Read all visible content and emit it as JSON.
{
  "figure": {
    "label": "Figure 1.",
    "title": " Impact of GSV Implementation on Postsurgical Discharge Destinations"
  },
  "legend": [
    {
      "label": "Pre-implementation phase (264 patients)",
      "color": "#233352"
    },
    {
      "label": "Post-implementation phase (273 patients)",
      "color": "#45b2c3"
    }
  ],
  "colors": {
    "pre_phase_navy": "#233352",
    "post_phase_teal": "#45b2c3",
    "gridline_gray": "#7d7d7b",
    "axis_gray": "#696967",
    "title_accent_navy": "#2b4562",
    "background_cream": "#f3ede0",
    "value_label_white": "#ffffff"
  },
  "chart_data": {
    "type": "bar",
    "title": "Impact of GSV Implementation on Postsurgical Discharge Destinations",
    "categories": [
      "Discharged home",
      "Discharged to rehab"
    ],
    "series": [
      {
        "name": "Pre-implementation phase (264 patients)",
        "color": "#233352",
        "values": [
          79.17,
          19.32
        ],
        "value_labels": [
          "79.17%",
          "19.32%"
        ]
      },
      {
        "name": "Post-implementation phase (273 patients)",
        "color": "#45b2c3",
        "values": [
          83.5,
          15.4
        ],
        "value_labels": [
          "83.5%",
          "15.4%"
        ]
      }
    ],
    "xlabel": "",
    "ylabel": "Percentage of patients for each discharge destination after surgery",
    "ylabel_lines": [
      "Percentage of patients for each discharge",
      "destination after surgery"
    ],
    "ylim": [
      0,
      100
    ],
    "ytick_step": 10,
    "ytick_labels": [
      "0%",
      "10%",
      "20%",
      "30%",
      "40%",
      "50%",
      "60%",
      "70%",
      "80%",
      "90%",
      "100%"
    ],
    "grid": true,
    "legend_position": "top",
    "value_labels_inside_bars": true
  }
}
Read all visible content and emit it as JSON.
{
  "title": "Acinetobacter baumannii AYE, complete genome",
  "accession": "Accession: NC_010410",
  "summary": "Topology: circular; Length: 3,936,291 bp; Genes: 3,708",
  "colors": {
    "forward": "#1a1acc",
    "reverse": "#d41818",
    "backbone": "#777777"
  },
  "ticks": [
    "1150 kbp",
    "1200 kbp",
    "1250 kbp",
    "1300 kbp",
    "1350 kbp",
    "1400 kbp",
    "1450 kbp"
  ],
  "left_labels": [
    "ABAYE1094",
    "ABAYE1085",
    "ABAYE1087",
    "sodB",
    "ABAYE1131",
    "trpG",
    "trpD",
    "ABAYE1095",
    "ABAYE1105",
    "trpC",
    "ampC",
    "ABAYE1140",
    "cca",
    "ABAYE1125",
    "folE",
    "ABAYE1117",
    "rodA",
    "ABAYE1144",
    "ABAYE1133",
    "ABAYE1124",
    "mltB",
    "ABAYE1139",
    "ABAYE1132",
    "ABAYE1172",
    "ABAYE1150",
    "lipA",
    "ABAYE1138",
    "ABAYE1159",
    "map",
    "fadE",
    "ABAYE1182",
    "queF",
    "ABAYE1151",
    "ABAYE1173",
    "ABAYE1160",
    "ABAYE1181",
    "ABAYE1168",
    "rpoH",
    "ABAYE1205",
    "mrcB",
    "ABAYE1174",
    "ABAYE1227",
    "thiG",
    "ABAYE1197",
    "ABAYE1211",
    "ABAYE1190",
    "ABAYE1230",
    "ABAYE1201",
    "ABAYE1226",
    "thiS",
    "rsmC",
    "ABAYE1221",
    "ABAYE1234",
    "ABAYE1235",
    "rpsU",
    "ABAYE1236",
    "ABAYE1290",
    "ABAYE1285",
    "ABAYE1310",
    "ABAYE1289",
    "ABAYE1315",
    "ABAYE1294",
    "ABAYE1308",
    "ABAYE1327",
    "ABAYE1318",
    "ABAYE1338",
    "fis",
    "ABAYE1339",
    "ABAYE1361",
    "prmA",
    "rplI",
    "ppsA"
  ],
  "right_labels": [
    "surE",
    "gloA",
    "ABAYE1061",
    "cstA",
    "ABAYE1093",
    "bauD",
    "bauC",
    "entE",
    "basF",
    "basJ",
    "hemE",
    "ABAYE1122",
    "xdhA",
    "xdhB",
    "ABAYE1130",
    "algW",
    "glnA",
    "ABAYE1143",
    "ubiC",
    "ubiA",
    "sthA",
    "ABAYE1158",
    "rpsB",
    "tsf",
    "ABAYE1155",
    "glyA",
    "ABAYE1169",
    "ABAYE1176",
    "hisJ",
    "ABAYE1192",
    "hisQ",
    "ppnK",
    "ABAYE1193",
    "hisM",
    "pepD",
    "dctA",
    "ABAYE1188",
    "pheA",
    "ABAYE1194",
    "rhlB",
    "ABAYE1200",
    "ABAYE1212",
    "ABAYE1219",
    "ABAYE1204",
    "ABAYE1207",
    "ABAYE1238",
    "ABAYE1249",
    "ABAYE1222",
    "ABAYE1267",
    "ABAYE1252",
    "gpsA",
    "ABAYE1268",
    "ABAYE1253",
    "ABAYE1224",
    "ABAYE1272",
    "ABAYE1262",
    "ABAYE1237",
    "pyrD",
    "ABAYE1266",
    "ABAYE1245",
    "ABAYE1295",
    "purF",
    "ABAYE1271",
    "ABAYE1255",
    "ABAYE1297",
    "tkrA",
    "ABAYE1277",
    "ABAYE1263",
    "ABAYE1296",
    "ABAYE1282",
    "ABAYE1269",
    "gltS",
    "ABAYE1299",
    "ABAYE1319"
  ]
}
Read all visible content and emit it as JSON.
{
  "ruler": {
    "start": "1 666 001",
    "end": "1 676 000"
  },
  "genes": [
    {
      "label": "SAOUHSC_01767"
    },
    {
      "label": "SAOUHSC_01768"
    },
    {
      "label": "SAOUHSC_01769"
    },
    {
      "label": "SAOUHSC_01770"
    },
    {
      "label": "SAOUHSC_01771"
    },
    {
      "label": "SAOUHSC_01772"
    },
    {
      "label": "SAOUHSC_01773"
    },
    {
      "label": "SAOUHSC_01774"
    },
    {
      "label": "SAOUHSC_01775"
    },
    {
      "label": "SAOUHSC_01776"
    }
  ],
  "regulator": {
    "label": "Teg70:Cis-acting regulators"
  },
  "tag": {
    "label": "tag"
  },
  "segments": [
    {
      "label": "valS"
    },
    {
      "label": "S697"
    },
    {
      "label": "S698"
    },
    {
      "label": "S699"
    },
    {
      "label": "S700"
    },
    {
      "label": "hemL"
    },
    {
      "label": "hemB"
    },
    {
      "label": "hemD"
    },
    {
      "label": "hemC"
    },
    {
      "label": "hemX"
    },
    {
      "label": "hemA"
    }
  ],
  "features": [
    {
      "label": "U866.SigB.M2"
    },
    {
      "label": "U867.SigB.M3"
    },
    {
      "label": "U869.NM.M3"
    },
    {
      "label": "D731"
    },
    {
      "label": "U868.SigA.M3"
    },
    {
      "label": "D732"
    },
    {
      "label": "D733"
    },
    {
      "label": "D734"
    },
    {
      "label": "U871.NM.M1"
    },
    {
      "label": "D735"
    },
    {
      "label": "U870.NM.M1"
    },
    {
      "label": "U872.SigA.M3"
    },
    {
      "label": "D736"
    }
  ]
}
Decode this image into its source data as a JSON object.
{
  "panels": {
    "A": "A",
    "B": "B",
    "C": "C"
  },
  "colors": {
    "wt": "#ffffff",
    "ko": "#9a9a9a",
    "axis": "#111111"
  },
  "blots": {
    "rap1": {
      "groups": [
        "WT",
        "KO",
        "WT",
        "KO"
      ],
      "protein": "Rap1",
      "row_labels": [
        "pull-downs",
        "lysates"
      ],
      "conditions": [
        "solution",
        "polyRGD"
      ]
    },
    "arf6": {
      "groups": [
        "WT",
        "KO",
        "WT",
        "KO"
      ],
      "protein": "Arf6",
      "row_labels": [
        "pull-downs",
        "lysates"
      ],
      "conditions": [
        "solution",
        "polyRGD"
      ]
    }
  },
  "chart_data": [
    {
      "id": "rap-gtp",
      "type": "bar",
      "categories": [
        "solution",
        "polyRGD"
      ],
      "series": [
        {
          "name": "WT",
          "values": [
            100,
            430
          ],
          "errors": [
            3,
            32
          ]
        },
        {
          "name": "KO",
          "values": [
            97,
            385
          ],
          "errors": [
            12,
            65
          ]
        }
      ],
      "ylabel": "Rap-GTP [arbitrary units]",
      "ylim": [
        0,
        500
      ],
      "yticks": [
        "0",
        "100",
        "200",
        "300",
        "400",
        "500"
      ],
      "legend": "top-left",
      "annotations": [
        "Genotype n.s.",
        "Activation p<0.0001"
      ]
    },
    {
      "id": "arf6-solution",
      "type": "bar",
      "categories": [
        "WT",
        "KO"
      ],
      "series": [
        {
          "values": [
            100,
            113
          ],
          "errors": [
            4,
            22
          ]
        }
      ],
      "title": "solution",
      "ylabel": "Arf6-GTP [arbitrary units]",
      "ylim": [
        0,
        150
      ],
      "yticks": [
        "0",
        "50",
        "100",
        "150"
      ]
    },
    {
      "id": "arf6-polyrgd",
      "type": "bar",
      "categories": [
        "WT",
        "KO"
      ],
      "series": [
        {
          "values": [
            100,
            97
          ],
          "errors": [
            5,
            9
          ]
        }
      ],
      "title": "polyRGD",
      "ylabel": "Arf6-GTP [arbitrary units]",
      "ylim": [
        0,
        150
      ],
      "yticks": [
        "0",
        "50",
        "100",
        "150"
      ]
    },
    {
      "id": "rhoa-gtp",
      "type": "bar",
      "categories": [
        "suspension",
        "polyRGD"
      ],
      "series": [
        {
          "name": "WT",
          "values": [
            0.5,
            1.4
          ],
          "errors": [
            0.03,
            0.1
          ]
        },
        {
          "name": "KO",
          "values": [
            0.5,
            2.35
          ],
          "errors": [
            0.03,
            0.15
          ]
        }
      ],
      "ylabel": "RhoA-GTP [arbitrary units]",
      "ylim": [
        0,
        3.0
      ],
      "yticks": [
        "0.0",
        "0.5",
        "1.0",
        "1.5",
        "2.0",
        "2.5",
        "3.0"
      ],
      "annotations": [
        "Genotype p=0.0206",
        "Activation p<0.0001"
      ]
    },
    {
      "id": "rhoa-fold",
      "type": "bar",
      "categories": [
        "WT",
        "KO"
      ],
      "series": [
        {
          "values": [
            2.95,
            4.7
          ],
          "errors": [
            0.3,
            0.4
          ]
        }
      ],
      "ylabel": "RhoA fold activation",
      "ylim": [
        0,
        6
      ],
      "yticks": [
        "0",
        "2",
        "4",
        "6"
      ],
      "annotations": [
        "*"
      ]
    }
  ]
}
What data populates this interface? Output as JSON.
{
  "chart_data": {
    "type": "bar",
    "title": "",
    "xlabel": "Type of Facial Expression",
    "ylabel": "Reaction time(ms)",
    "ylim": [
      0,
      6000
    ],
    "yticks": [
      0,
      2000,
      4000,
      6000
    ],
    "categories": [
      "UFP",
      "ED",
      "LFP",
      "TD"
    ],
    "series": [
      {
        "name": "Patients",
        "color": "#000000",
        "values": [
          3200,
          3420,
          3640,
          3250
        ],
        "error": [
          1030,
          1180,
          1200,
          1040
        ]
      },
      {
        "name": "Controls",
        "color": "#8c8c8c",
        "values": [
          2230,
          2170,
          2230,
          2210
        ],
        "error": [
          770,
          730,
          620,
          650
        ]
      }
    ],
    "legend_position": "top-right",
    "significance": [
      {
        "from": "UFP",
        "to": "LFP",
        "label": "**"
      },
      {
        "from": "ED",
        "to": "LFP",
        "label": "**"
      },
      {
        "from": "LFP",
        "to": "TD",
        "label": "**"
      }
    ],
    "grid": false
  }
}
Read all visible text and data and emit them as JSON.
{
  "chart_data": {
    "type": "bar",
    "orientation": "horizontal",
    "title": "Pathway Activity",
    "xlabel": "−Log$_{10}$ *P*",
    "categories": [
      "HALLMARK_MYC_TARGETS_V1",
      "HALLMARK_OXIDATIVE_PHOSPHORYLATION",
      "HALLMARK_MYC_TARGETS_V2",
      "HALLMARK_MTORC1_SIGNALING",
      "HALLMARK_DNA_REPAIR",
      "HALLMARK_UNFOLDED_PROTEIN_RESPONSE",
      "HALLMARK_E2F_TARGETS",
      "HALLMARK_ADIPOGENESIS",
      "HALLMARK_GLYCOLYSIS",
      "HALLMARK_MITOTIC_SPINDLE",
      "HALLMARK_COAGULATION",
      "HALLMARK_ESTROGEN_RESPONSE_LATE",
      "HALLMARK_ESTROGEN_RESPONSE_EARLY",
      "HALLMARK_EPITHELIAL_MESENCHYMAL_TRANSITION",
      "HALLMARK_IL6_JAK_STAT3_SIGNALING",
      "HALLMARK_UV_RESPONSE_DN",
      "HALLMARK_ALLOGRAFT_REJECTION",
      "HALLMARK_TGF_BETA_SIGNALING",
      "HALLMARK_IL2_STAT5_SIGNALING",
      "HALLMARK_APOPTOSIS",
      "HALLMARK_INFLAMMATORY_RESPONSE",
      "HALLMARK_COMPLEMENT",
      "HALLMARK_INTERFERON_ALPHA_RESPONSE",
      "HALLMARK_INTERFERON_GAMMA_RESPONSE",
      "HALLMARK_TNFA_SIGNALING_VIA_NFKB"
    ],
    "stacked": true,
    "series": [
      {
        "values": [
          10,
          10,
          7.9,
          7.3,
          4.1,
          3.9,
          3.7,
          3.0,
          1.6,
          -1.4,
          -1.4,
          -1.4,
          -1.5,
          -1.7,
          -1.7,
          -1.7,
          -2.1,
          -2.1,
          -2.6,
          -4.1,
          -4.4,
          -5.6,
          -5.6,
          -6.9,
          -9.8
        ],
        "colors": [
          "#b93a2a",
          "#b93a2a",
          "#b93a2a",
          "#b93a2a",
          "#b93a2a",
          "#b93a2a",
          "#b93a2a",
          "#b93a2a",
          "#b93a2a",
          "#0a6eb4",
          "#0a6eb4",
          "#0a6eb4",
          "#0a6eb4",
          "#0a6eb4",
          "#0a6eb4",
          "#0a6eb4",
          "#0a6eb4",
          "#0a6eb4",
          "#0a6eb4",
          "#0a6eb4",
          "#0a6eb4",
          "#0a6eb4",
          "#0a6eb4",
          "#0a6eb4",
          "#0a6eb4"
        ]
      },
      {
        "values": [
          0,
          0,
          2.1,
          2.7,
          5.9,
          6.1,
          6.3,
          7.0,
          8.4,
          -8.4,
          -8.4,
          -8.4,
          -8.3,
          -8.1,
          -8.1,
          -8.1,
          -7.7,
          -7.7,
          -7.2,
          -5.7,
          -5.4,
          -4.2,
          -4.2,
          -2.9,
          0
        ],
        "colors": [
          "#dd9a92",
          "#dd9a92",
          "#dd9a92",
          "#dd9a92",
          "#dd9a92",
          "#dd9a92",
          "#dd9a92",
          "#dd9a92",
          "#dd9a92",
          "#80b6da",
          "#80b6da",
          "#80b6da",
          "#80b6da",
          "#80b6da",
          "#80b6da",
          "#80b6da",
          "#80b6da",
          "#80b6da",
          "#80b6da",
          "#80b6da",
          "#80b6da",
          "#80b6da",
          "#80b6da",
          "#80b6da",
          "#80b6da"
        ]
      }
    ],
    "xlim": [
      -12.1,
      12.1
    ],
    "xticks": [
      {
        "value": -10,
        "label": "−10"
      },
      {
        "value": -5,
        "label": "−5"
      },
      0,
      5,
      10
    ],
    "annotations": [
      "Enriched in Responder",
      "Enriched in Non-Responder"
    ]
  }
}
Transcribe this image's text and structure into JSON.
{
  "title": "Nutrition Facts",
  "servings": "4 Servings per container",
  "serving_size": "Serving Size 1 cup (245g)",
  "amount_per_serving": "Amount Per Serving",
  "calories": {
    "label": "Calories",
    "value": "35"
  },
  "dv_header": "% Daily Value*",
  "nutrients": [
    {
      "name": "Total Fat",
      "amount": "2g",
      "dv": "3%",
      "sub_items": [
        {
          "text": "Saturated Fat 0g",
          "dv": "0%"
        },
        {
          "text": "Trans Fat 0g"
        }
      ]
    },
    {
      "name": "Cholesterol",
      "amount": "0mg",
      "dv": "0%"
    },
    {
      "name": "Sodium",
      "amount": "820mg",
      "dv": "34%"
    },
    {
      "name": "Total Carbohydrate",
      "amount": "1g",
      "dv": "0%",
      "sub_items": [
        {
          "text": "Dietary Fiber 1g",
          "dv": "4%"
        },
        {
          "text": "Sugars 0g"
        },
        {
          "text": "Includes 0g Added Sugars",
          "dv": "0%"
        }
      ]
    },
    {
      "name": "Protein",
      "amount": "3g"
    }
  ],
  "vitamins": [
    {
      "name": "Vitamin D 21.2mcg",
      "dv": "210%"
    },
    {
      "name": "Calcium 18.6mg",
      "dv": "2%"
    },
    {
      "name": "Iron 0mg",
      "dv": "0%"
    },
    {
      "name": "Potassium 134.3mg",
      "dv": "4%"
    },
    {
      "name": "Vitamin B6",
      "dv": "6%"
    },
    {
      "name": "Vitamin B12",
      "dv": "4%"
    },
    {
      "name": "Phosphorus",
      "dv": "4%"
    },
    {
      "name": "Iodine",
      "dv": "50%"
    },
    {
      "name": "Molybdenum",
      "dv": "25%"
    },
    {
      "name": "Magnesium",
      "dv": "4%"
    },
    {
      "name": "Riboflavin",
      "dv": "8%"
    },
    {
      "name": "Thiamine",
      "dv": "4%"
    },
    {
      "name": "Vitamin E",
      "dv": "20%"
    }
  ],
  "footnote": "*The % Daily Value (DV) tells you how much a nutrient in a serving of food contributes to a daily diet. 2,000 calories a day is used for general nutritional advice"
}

——————

=== Work instructions ===
Extract all lines from the data in which "Sugars" is found.

=== Solved problem ===
          "text": "Sugars 0g"
          "text": "Includes 0g Added Sugars",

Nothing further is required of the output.